Dataset records =>
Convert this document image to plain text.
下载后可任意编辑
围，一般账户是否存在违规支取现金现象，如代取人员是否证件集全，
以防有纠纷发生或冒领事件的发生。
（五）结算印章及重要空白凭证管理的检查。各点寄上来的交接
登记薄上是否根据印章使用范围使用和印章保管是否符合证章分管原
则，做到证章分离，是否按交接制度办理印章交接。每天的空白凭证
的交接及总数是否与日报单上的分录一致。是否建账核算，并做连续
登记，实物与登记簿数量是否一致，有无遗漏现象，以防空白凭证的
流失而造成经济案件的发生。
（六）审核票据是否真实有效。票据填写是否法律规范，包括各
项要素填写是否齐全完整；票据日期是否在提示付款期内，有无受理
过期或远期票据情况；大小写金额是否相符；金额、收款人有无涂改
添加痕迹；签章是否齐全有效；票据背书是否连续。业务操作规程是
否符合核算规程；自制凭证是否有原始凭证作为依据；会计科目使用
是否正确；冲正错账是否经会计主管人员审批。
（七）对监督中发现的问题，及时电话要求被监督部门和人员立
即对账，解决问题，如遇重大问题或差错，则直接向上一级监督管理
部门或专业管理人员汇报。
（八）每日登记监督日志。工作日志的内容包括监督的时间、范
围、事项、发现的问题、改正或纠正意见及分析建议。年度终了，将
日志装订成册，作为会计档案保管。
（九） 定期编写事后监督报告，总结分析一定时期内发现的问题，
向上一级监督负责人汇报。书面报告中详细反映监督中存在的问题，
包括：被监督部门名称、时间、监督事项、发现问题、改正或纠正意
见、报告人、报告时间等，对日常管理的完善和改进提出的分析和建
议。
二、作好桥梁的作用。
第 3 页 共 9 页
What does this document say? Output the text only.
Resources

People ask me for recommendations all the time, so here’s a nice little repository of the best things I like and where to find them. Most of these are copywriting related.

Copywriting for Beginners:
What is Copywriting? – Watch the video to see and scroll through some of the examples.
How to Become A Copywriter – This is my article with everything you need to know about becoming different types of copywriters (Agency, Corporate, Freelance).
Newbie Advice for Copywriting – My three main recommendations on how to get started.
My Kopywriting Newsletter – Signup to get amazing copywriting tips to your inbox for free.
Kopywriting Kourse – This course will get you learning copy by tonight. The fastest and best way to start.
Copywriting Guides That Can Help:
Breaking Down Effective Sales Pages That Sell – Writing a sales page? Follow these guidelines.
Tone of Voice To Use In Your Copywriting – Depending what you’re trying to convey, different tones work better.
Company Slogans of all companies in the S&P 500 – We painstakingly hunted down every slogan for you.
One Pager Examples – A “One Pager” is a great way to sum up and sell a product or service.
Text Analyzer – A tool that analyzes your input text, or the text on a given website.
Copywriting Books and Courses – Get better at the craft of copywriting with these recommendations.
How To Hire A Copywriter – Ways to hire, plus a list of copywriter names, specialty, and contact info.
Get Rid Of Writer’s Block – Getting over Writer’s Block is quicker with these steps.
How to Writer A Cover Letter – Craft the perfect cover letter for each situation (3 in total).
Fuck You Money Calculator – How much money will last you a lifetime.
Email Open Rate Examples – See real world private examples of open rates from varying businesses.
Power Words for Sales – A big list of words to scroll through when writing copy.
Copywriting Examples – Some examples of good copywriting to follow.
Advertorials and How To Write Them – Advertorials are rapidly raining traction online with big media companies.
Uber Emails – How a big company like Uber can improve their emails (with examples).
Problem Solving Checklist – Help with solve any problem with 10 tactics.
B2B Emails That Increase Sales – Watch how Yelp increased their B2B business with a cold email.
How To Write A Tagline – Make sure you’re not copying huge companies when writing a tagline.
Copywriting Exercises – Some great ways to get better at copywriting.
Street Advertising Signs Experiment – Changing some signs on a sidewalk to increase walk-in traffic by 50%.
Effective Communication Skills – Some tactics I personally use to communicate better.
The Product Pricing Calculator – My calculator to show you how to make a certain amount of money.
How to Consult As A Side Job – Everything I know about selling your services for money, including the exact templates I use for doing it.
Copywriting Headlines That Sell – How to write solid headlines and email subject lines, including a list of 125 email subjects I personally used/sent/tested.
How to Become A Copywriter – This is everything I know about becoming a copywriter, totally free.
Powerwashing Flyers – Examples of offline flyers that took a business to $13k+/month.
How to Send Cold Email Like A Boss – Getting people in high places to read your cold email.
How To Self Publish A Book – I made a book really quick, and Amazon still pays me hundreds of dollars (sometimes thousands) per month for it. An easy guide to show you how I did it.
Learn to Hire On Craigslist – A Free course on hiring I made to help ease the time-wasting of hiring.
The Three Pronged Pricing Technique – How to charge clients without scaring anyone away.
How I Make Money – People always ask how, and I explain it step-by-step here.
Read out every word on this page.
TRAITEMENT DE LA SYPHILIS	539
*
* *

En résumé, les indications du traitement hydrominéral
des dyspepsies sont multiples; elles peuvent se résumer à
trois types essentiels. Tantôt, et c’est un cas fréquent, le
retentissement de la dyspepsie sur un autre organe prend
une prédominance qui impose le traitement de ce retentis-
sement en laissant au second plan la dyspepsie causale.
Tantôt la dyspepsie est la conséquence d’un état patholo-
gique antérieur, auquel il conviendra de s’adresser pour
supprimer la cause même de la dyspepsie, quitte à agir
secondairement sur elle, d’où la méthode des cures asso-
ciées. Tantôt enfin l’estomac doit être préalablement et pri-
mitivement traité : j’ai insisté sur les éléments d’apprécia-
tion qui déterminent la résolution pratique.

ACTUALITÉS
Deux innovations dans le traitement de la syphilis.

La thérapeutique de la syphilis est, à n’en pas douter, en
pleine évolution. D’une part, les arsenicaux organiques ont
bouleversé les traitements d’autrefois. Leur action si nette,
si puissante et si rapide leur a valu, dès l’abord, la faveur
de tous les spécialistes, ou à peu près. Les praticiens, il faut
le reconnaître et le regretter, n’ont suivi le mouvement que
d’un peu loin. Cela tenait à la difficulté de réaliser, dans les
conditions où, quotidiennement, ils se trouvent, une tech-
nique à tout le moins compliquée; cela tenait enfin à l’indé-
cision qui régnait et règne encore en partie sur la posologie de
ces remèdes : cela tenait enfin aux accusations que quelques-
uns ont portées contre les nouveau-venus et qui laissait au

Requirement => Using the entries above, return each line that includes the word "made".

Full solution =>
How To Self Publish A Book – I made a book really quick, and Amazon still pays me hundreds of dollars (sometimes thousands) per month for it. An easy guide to show you how I did it.
Learn to Hire On Craigslist – A Free course on hiring I made to help ease the time-wasting of hiring.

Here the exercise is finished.